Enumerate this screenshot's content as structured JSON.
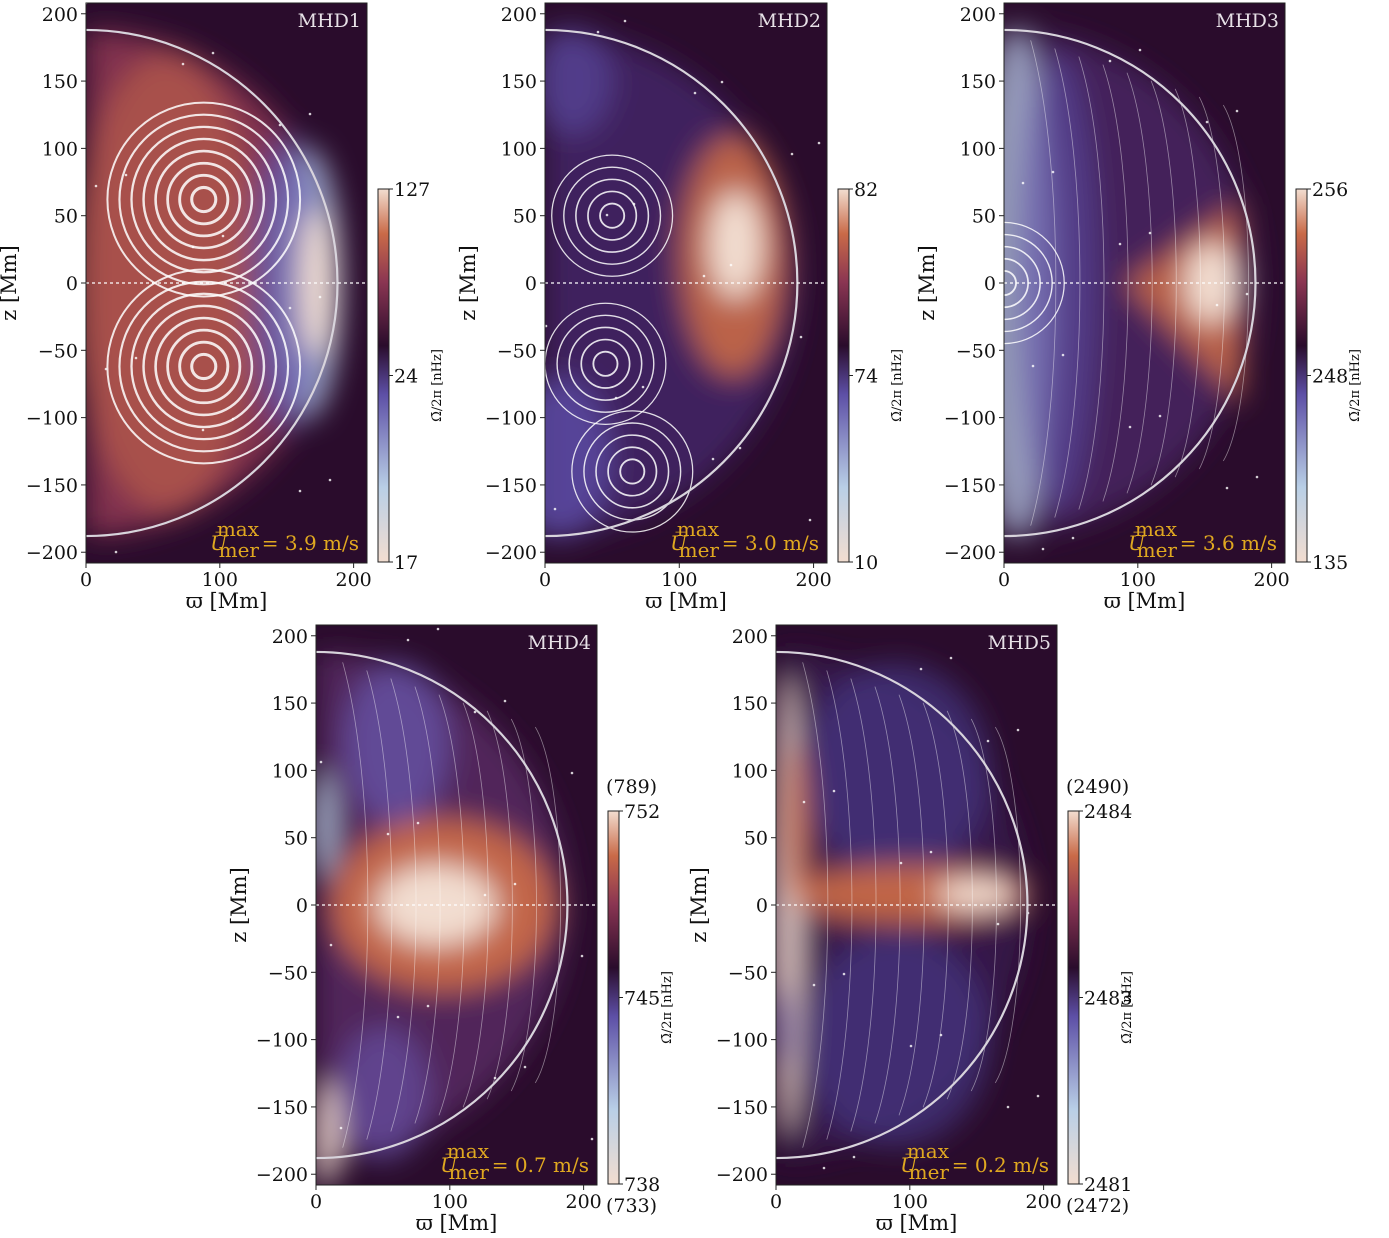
{
  "chart_data": [
    {
      "type": "heatmap",
      "title": "MHD1",
      "xlabel": "ϖ [Mm]",
      "ylabel": "z [Mm]",
      "xlim": [
        0,
        210
      ],
      "ylim": [
        -208,
        208
      ],
      "xticks": [
        0,
        100,
        200
      ],
      "yticks": [
        -200,
        -150,
        -100,
        -50,
        0,
        50,
        100,
        150,
        200
      ],
      "colorbar": {
        "label": "Ω̄/2π [nHz]",
        "ticks": [
          "127",
          "24",
          "17"
        ],
        "max_note": "",
        "min_note": ""
      },
      "annotation": {
        "lhs": "U̅",
        "sup": "max",
        "sub": "mer",
        "rhs": "= 3.9 m/s"
      },
      "hotspot": "equator-surface",
      "grid": false
    },
    {
      "type": "heatmap",
      "title": "MHD2",
      "xlabel": "ϖ [Mm]",
      "ylabel": "z [Mm]",
      "xlim": [
        0,
        210
      ],
      "ylim": [
        -208,
        208
      ],
      "xticks": [
        0,
        100,
        200
      ],
      "yticks": [
        -200,
        -150,
        -100,
        -50,
        0,
        50,
        100,
        150,
        200
      ],
      "colorbar": {
        "label": "Ω̄/2π [nHz]",
        "ticks": [
          "82",
          "74",
          "10"
        ],
        "max_note": "",
        "min_note": ""
      },
      "annotation": {
        "lhs": "U̅",
        "sup": "max",
        "sub": "mer",
        "rhs": "= 3.0 m/s"
      },
      "hotspot": "off-equator-blob",
      "grid": false
    },
    {
      "type": "heatmap",
      "title": "MHD3",
      "xlabel": "ϖ [Mm]",
      "ylabel": "z [Mm]",
      "xlim": [
        0,
        210
      ],
      "ylim": [
        -208,
        208
      ],
      "xticks": [
        0,
        100,
        200
      ],
      "yticks": [
        -200,
        -150,
        -100,
        -50,
        0,
        50,
        100,
        150,
        200
      ],
      "colorbar": {
        "label": "Ω̄/2π [nHz]",
        "ticks": [
          "256",
          "248",
          "135"
        ],
        "max_note": "",
        "min_note": ""
      },
      "annotation": {
        "lhs": "U̅",
        "sup": "max",
        "sub": "mer",
        "rhs": "= 3.6 m/s"
      },
      "hotspot": "equatorial-wedge",
      "grid": false
    },
    {
      "type": "heatmap",
      "title": "MHD4",
      "xlabel": "ϖ [Mm]",
      "ylabel": "z [Mm]",
      "xlim": [
        0,
        210
      ],
      "ylim": [
        -208,
        208
      ],
      "xticks": [
        0,
        100,
        200
      ],
      "yticks": [
        -200,
        -150,
        -100,
        -50,
        0,
        50,
        100,
        150,
        200
      ],
      "colorbar": {
        "label": "Ω̄/2π [nHz]",
        "ticks": [
          "752",
          "745",
          "738"
        ],
        "max_note": "(789)",
        "min_note": "(733)"
      },
      "annotation": {
        "lhs": "U̅",
        "sup": "max",
        "sub": "mer",
        "rhs": "= 0.7 m/s"
      },
      "hotspot": "broad-equatorial-band",
      "grid": false
    },
    {
      "type": "heatmap",
      "title": "MHD5",
      "xlabel": "ϖ [Mm]",
      "ylabel": "z [Mm]",
      "xlim": [
        0,
        210
      ],
      "ylim": [
        -208,
        208
      ],
      "xticks": [
        0,
        100,
        200
      ],
      "yticks": [
        -200,
        -150,
        -100,
        -50,
        0,
        50,
        100,
        150,
        200
      ],
      "colorbar": {
        "label": "Ω̄/2π [nHz]",
        "ticks": [
          "2484",
          "2483",
          "2481"
        ],
        "max_note": "(2490)",
        "min_note": "(2472)"
      },
      "annotation": {
        "lhs": "U̅",
        "sup": "max",
        "sub": "mer",
        "rhs": "= 0.2 m/s"
      },
      "hotspot": "thin-equatorial-jet",
      "grid": false
    }
  ],
  "colors": {
    "background": "#2a0c2c",
    "hot": "#f2ddd0",
    "warm": "#c96a48",
    "mid": "#8a3552",
    "cool": "#5d4fa6",
    "cold": "#b9cfe6",
    "boundary": "#d8d4dc",
    "annotation": "#e0a820"
  }
}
########################################
Within the records above, how many lines include the word "equatorial"? State the number by itself.

» **Completed exercise**
3